## Given request
Scan the following material for the string "Based" and copy each line in which it appears.
# Data start
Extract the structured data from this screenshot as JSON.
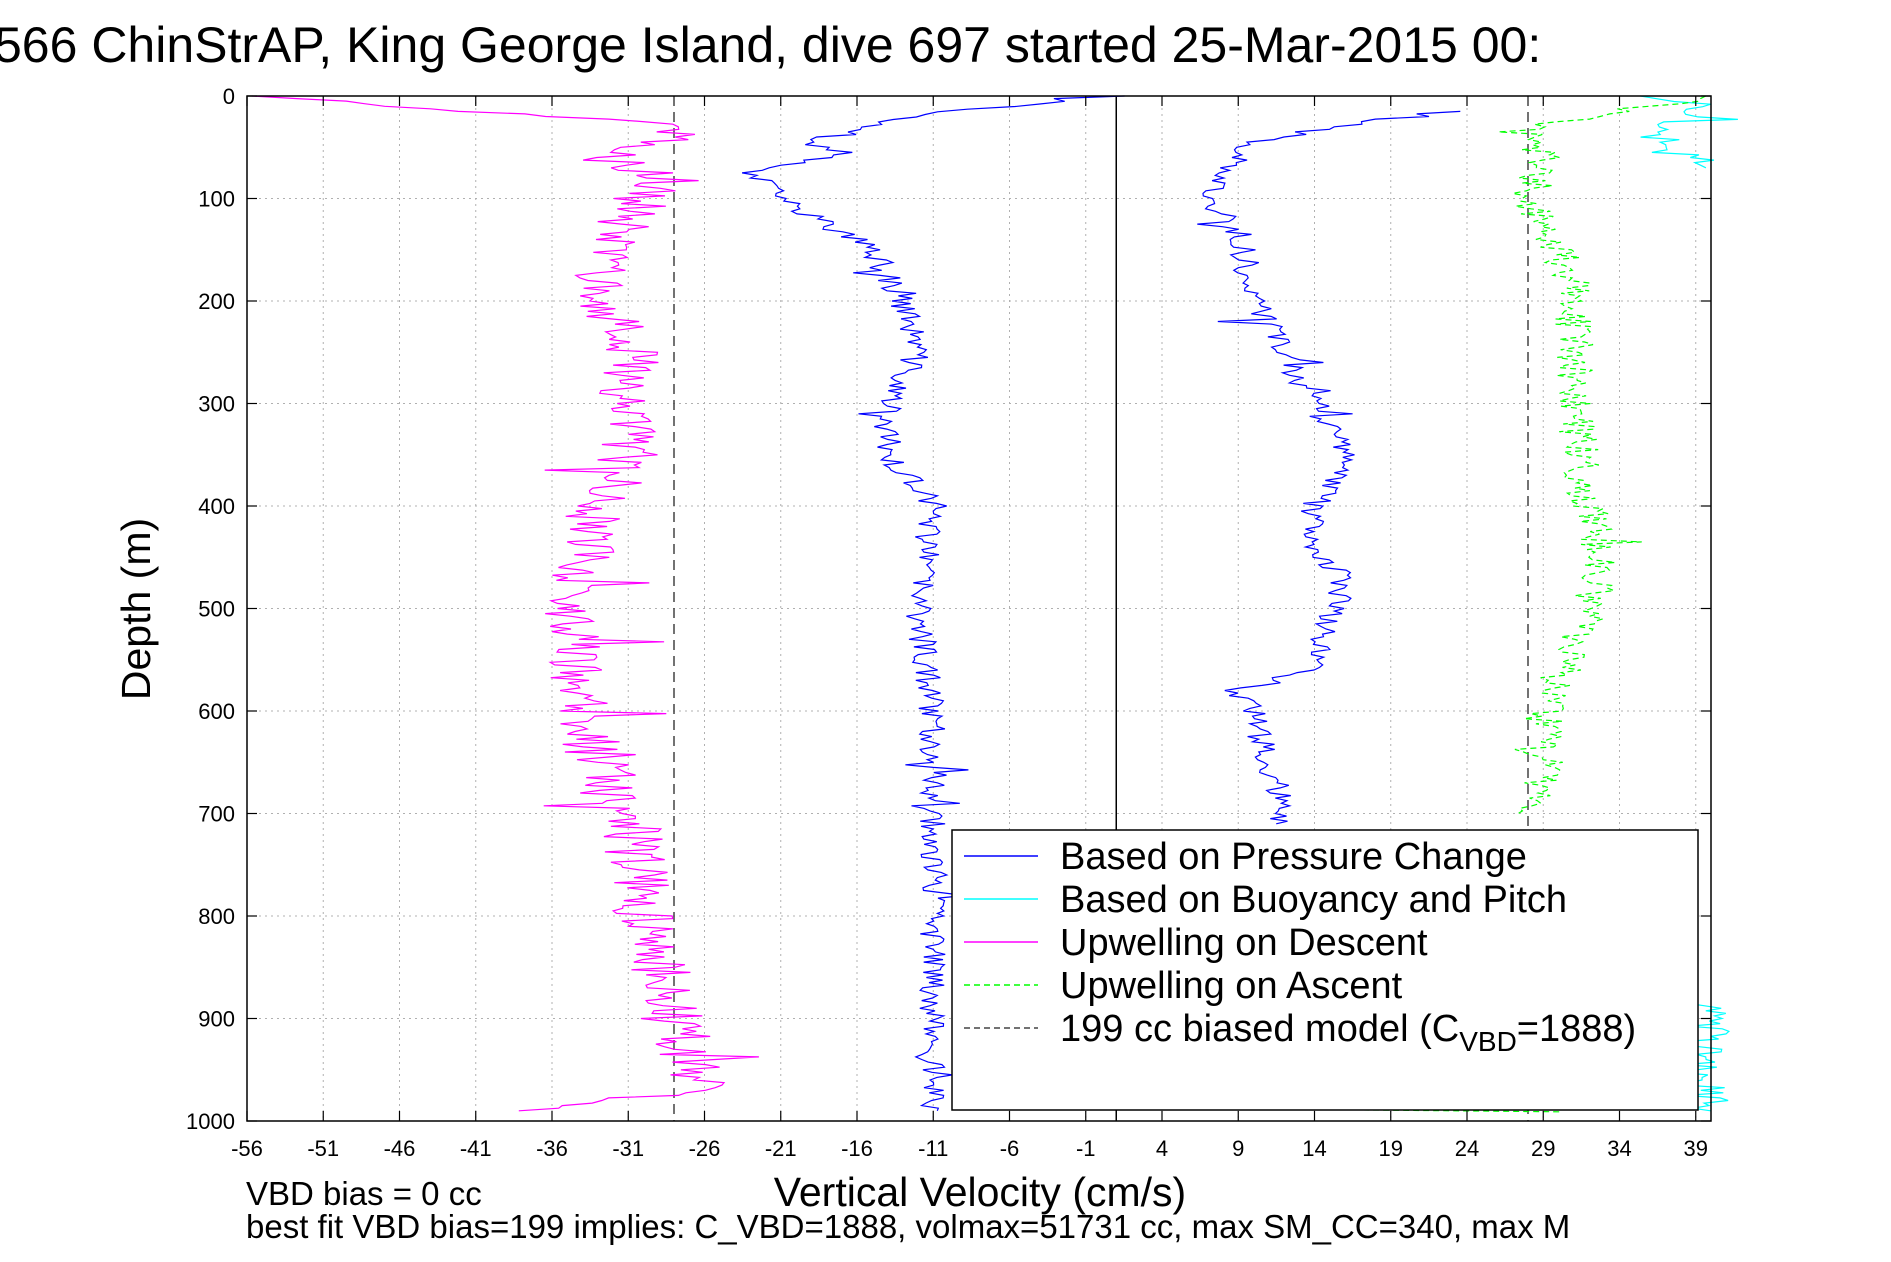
{
  "chart_data": {
    "type": "line",
    "title": "566 ChinStrAP, King George Island, dive 697 started 25-Mar-2015 00:",
    "xlabel": "Vertical Velocity (cm/s)",
    "ylabel": "Depth (m)",
    "xlim": [
      -56,
      40
    ],
    "ylim": [
      0,
      1000
    ],
    "y_reversed": true,
    "grid": true,
    "xticks": [
      -56,
      -51,
      -46,
      -41,
      -36,
      -31,
      -26,
      -21,
      -16,
      -11,
      -6,
      -1,
      4,
      9,
      14,
      19,
      24,
      29,
      34,
      39
    ],
    "yticks": [
      0,
      100,
      200,
      300,
      400,
      500,
      600,
      700,
      800,
      900,
      1000
    ],
    "legend_position": "bottom-right",
    "vlines": [
      {
        "x": 1,
        "style": "solid",
        "color": "#000000"
      },
      {
        "x": -28,
        "style": "dashed",
        "color": "#444444"
      },
      {
        "x": 28,
        "style": "dashed",
        "color": "#444444"
      }
    ],
    "series": [
      {
        "name": "Based on Pressure Change",
        "color": "#0000ff",
        "style": "solid",
        "segments": [
          {
            "x": [
              2,
              -12,
              -19,
              -17,
              -23,
              -21,
              -15,
              -13,
              -12,
              -14,
              -14,
              -11,
              -12,
              -11,
              -11,
              -11,
              -11
            ],
            "y": [
              0,
              18,
              40,
              55,
              75,
              100,
              150,
              200,
              250,
              300,
              350,
              400,
              500,
              600,
              700,
              800,
              990
            ]
          },
          {
            "x": [
              24,
              19,
              8,
              9,
              7,
              9,
              10,
              12,
              14,
              16,
              14,
              14,
              16,
              14,
              9,
              10,
              11,
              12,
              12
            ],
            "y": [
              15,
              20,
              50,
              60,
              100,
              130,
              200,
              250,
              300,
              350,
              400,
              450,
              470,
              560,
              580,
              600,
              650,
              700,
              710
            ]
          }
        ]
      },
      {
        "name": "Based on Buoyancy and Pitch",
        "color": "#00ffff",
        "style": "solid",
        "segments": [
          {
            "x": [
              36,
              39,
              36,
              39,
              40
            ],
            "y": [
              0,
              8,
              50,
              60,
              70
            ]
          },
          {
            "x": [
              39,
              40,
              39,
              40
            ],
            "y": [
              870,
              900,
              940,
              990
            ]
          }
        ]
      },
      {
        "name": "Upwelling on Descent",
        "color": "#ff00ff",
        "style": "solid",
        "segments": [
          {
            "x": [
              -55,
              -26,
              -33,
              -28,
              -30,
              -32,
              -33,
              -31,
              -31,
              -31,
              -33,
              -34,
              -35,
              -34,
              -33,
              -31,
              -30,
              -28,
              -26,
              -39
            ],
            "y": [
              0,
              30,
              60,
              80,
              100,
              150,
              200,
              250,
              300,
              350,
              400,
              450,
              500,
              600,
              650,
              700,
              800,
              900,
              970,
              990
            ]
          }
        ]
      },
      {
        "name": "Upwelling on Ascent",
        "color": "#00ff00",
        "style": "dashed",
        "segments": [
          {
            "x": [
              40,
              28,
              29,
              28,
              30,
              31,
              31,
              32,
              33,
              32,
              29,
              29,
              28
            ],
            "y": [
              0,
              30,
              60,
              100,
              150,
              200,
              300,
              400,
              450,
              500,
              600,
              650,
              700
            ]
          },
          {
            "x": [
              9,
              30
            ],
            "y": [
              988,
              991
            ]
          }
        ]
      },
      {
        "name": "199 cc biased model (C",
        "name_subscript": "VBD",
        "name_suffix": "=1888)",
        "color": "#444444",
        "style": "dashed",
        "segments": []
      }
    ],
    "annotations": [
      "VBD bias = 0 cc",
      "best fit VBD bias=199 implies: C_VBD=1888, volmax=51731 cc, max SM_CC=340, max M"
    ]
  }
}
# Data end
## Written response
        "name": "Based on Pressure Change",
        "name": "Based on Buoyancy and Pitch",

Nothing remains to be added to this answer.